Where a line holds the word "name", copy that line.

Stored data:
= = = = = = =
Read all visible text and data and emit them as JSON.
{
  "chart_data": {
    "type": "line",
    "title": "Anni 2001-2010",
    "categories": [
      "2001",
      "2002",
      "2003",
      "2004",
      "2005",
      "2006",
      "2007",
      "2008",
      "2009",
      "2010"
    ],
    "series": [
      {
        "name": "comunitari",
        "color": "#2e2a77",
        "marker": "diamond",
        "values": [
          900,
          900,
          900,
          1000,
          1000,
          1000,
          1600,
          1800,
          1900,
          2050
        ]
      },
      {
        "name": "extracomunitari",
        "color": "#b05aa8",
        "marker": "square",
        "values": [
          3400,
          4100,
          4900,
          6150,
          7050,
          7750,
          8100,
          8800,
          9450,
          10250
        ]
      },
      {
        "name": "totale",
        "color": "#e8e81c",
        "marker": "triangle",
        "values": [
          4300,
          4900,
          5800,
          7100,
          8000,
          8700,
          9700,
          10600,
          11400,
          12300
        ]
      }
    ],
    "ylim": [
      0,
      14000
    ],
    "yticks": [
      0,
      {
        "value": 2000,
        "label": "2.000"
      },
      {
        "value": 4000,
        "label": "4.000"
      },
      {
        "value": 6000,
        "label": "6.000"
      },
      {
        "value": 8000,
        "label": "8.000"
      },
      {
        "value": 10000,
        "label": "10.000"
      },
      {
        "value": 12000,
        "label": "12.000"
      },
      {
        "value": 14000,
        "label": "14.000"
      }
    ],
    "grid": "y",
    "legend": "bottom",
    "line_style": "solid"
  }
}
= = = = = = =
**CORRECT OUTPUT:**
        "name": "comunitari",
        "name": "extracomunitari",
        "name": "totale",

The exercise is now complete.